Stated task »
Look through the data below. Collect every line where the word "text" occurs.

-- start of Task material --

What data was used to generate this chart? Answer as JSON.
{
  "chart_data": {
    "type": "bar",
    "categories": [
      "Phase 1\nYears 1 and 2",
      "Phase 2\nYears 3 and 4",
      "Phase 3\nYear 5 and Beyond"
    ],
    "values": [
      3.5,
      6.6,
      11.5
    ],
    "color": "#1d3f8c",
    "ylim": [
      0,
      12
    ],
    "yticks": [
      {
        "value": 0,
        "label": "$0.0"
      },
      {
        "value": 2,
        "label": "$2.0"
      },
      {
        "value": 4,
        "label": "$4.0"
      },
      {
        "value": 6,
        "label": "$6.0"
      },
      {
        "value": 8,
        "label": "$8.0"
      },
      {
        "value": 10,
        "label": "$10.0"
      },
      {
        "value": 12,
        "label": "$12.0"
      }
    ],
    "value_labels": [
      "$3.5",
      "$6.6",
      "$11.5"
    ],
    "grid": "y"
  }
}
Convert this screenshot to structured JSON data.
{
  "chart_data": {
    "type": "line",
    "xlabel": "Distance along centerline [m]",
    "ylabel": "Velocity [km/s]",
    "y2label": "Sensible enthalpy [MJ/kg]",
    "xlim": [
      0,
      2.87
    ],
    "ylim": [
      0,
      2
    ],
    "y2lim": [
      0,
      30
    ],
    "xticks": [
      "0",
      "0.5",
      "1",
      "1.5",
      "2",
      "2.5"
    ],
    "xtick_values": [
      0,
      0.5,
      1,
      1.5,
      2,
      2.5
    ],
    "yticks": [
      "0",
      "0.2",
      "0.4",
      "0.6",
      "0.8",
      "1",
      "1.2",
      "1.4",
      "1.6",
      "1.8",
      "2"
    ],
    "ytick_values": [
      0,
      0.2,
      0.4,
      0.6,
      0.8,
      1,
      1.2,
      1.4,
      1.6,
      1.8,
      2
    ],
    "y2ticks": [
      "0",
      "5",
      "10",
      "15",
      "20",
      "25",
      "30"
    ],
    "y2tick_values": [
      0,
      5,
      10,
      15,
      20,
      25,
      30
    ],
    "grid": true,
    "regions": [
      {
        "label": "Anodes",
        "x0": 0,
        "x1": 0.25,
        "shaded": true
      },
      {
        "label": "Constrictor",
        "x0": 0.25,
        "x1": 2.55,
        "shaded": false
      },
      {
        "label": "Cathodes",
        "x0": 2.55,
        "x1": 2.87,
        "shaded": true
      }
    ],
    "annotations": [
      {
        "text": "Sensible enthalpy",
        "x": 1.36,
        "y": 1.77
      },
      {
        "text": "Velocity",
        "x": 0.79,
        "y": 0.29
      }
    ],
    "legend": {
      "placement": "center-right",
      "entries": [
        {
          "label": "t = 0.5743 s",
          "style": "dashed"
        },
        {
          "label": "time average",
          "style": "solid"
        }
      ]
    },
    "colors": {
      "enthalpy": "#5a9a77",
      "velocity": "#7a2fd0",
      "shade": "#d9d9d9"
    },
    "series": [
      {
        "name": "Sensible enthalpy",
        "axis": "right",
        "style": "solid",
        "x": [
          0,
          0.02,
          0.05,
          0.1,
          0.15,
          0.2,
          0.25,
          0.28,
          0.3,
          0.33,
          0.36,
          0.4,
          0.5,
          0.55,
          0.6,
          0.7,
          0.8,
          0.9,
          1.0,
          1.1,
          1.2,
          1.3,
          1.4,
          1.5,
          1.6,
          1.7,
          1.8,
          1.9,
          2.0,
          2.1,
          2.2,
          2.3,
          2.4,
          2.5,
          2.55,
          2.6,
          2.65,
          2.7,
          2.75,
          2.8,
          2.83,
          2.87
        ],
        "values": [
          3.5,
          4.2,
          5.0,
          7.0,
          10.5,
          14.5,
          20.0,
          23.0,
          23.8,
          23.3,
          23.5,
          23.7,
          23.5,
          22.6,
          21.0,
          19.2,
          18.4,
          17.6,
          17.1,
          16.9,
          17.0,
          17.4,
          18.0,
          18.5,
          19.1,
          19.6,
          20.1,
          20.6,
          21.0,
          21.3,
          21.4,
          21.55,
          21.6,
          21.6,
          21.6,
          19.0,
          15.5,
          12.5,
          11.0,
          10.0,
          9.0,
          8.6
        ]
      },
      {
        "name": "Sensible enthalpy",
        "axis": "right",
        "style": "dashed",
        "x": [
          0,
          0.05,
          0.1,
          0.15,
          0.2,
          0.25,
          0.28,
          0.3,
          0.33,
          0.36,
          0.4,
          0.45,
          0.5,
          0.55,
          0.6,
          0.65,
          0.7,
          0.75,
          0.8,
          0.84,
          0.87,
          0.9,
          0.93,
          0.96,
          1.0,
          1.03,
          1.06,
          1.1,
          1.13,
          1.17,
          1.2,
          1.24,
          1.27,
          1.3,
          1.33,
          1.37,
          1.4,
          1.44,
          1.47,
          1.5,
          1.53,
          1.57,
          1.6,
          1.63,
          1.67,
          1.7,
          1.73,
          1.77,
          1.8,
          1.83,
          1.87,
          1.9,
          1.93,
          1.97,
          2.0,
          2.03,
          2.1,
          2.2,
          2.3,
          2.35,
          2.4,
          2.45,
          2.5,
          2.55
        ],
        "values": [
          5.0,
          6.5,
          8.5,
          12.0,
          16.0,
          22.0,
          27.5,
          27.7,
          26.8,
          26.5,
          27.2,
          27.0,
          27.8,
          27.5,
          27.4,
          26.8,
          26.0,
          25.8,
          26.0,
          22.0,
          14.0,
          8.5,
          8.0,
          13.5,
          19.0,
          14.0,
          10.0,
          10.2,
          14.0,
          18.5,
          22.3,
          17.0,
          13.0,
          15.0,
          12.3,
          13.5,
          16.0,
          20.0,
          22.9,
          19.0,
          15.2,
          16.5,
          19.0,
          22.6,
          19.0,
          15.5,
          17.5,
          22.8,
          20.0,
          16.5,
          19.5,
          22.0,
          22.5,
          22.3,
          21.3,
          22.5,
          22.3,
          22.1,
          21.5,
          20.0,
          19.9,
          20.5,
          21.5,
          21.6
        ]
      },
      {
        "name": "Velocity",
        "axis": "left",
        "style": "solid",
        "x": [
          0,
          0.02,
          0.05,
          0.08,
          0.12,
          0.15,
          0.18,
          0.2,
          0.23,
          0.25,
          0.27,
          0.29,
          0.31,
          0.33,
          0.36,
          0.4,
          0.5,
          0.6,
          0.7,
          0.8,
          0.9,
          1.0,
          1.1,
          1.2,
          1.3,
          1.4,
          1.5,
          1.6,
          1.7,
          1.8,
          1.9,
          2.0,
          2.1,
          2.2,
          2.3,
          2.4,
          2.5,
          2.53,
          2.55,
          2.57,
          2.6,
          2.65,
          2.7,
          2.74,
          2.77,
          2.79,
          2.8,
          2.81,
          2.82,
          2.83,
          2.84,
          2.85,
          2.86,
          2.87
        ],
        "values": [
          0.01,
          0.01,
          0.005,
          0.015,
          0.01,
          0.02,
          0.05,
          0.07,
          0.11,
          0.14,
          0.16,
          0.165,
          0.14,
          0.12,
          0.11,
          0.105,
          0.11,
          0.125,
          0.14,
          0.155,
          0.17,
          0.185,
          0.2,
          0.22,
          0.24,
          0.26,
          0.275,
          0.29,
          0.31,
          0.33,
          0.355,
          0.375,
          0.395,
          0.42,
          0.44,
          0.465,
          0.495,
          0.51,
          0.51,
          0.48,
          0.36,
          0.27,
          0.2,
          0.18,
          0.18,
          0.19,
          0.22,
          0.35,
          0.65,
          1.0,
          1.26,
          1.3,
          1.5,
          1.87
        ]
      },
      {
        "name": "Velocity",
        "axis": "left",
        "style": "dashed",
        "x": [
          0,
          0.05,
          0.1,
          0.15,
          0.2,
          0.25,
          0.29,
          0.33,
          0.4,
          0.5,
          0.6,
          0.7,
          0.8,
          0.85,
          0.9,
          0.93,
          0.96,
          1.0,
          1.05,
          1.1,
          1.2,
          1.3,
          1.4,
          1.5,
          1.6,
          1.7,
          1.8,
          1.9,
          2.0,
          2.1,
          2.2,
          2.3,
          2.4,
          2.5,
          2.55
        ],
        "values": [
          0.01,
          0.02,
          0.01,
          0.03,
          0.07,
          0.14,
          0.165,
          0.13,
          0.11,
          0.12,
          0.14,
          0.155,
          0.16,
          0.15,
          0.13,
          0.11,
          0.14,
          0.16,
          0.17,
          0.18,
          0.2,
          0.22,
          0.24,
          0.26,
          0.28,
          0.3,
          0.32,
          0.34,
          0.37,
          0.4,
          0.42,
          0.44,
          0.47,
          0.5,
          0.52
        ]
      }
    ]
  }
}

-- end of Task material --

Solution for this exercise »
        "text": "Sensible enthalpy",
        "text": "Velocity",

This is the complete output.